------ Given data
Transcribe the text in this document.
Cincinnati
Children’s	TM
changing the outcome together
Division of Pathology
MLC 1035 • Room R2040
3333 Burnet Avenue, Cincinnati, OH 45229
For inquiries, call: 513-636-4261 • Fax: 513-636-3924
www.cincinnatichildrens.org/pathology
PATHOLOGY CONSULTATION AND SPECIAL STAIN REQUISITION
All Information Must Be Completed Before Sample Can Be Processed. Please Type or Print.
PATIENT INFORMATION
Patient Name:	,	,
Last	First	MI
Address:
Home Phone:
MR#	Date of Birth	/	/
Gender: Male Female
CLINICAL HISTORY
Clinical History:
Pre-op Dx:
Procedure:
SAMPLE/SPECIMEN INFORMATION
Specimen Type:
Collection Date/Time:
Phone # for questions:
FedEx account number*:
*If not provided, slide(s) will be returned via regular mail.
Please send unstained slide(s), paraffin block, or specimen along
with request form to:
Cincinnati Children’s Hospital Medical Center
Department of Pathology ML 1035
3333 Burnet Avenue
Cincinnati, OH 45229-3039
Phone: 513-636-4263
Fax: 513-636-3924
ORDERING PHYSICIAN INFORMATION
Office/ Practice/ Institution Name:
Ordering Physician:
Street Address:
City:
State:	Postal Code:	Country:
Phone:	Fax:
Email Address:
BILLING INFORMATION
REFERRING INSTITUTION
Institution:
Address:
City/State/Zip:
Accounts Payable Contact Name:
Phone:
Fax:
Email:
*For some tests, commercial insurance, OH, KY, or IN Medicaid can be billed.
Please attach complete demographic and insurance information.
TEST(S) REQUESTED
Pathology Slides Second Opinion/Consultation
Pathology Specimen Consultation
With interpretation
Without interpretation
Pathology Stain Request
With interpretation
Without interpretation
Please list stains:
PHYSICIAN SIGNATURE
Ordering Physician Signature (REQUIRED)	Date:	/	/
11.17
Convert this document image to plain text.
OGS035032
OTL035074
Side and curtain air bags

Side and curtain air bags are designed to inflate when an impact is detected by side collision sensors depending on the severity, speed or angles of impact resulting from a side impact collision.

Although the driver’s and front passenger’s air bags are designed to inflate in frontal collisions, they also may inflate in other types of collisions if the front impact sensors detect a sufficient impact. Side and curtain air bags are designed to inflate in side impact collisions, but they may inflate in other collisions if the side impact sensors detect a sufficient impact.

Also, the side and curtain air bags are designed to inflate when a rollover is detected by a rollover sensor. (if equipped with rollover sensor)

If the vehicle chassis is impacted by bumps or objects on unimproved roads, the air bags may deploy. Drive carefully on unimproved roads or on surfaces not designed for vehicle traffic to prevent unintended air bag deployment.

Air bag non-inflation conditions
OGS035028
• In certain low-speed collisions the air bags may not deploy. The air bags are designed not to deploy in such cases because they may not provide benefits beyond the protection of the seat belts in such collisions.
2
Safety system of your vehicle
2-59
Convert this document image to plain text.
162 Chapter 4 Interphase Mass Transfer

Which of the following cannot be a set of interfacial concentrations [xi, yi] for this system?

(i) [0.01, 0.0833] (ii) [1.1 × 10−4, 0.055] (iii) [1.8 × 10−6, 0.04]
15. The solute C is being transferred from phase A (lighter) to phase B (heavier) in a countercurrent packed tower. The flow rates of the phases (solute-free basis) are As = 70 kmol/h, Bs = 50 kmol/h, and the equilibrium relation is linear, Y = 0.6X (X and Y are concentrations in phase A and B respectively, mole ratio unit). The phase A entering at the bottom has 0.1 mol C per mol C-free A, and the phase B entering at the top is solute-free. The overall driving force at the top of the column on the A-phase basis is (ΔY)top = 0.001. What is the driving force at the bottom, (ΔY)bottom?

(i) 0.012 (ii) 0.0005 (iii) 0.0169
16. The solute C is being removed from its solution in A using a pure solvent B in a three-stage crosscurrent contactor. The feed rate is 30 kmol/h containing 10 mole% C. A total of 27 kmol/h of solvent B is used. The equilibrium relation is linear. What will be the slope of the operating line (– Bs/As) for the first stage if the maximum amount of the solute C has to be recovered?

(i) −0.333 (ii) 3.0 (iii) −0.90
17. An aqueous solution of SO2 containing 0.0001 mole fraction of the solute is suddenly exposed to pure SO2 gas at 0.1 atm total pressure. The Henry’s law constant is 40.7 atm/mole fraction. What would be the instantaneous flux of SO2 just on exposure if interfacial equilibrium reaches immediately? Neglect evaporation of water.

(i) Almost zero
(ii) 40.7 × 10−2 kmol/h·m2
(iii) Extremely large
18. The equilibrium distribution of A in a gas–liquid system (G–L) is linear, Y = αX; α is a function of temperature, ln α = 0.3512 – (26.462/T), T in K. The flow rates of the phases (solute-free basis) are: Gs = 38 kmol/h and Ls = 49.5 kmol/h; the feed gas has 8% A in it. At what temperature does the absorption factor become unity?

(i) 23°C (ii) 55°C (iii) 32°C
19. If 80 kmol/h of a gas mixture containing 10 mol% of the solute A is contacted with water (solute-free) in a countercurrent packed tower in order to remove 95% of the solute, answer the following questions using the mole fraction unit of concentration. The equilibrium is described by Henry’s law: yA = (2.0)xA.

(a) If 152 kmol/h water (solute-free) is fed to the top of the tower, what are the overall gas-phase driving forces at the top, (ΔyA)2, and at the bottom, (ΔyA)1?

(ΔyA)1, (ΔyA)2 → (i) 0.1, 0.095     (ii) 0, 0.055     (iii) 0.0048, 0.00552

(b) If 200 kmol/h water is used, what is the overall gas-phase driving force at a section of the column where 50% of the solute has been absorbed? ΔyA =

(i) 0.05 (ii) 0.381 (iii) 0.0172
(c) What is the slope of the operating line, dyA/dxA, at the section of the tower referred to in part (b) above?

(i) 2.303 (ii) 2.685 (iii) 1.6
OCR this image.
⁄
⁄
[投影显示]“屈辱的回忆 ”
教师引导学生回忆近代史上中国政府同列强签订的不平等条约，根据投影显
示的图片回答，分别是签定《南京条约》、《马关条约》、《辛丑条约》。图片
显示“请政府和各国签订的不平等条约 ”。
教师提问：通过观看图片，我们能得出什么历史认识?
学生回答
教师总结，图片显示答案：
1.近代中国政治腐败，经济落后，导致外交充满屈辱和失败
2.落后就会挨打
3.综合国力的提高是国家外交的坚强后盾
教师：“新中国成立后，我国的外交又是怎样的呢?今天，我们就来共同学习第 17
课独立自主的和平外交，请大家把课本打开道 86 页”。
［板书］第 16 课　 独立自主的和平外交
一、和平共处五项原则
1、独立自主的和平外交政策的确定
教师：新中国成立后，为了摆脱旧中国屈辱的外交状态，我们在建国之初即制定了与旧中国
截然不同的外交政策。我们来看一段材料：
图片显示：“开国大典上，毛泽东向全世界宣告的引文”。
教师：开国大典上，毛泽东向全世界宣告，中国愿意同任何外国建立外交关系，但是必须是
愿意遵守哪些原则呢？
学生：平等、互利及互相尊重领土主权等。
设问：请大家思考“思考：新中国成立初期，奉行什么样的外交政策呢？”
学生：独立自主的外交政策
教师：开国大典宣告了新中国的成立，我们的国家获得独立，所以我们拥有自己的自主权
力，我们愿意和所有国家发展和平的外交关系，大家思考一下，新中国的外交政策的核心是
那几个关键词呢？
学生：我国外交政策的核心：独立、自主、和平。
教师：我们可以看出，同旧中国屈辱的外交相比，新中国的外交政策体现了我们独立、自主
------------
§ Task requirements
Return all lines containing "when".

§ Reply
Side and curtain air bags are designed to inflate when an impact is detected by side collision sensors depending on the severity, speed or angles of impact resulting from a side impact collision.
Also, the side and curtain air bags are designed to inflate when a rollover is detected by a rollover sensor. (if equipped with rollover sensor)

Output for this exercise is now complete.